> What this task involves: Across the listing below, how many lines hold "researchgate"? Reply with the number by itself.
::::
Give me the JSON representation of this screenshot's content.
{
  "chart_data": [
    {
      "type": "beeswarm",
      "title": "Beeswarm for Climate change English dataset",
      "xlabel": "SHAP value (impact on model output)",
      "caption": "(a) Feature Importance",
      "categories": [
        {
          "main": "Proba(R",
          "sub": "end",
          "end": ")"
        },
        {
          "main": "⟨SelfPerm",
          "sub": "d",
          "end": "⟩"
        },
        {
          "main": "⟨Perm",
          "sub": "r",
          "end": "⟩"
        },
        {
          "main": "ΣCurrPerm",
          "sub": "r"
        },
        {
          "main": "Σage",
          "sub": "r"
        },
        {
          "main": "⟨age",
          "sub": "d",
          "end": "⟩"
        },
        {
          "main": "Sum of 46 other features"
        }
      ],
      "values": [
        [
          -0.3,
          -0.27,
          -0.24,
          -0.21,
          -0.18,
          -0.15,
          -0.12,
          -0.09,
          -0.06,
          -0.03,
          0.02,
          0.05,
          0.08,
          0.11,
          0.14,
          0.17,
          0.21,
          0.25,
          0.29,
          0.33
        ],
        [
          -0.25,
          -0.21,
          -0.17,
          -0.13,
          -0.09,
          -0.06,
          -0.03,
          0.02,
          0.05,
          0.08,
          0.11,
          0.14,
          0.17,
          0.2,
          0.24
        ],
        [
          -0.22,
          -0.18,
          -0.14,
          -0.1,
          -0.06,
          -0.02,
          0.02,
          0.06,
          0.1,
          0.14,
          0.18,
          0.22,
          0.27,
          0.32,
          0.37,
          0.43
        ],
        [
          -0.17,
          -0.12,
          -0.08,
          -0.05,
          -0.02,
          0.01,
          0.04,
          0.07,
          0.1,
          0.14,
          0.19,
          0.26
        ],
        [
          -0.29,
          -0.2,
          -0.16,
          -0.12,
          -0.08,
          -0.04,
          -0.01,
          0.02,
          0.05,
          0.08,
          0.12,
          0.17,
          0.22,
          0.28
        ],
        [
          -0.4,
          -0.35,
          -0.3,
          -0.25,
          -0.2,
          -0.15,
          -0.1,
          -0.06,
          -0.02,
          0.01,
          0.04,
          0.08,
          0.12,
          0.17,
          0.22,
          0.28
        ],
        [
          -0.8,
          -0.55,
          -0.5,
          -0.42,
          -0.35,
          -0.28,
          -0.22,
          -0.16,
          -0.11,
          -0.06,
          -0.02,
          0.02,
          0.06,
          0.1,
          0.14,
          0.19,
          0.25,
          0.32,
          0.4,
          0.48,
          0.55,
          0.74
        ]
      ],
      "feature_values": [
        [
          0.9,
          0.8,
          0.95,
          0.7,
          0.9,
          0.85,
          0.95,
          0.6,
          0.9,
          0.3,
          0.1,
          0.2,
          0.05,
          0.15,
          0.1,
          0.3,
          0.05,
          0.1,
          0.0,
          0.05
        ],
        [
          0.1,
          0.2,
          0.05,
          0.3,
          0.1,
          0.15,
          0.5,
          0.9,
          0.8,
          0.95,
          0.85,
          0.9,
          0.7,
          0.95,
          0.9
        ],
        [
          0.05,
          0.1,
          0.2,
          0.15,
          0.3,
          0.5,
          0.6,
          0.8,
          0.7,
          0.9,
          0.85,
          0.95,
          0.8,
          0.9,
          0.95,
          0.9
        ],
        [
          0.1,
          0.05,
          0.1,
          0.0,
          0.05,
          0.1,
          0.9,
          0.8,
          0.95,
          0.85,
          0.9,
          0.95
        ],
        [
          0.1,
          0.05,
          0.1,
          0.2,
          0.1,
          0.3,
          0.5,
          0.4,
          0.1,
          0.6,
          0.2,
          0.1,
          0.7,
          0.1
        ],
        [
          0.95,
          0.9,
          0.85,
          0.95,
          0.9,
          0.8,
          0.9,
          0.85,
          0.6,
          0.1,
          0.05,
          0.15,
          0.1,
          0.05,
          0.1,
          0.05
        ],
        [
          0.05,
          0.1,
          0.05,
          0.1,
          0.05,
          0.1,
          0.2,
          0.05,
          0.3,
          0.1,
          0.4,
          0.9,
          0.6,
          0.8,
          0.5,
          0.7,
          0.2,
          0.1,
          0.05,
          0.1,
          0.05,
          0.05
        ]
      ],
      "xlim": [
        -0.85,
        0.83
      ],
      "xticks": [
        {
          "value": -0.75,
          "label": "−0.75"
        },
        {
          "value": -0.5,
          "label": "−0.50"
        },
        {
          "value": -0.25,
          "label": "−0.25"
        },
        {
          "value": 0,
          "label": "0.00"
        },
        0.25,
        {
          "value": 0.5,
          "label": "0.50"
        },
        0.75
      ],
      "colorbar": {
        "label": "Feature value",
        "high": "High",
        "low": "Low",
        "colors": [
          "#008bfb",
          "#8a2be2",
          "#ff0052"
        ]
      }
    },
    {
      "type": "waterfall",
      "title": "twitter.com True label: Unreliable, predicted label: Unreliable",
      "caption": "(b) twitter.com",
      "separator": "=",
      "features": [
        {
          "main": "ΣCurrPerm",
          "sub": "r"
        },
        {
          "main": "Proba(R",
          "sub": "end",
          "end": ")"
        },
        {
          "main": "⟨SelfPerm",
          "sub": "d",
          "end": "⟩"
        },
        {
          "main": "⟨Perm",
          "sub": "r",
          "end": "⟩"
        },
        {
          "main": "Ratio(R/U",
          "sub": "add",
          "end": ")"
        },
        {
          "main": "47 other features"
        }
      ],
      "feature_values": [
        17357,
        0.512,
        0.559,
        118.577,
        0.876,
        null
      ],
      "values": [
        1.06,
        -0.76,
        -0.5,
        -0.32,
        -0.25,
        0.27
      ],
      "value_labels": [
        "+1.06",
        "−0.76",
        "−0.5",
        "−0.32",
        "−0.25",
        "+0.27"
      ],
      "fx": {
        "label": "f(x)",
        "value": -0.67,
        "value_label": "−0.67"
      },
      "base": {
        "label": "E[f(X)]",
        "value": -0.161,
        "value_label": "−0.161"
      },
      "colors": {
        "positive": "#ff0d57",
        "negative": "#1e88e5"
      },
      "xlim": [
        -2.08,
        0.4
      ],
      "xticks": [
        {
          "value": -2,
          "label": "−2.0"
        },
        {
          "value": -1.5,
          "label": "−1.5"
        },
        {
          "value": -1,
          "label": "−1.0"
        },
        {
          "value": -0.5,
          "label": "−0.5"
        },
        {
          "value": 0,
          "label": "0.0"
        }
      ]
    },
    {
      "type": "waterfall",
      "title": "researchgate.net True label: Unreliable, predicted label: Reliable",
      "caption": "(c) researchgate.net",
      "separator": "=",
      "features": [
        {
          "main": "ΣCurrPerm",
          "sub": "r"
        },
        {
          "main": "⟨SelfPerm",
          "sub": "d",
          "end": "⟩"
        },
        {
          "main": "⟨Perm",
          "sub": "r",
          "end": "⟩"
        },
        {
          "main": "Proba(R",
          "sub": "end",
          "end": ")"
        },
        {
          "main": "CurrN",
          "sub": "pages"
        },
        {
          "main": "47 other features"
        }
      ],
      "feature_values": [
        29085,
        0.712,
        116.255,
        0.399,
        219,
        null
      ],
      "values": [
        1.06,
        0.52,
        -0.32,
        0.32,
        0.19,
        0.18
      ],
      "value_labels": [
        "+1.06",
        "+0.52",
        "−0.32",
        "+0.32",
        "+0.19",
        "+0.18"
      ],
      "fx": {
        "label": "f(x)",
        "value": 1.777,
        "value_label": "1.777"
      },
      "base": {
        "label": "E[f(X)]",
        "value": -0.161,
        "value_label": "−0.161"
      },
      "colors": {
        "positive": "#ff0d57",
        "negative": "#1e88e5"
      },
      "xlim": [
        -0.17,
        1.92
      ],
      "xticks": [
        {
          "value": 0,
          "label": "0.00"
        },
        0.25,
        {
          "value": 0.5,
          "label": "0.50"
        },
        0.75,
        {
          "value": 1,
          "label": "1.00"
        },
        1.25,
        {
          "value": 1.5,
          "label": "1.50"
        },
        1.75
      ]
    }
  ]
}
::::
> Expected answer: 2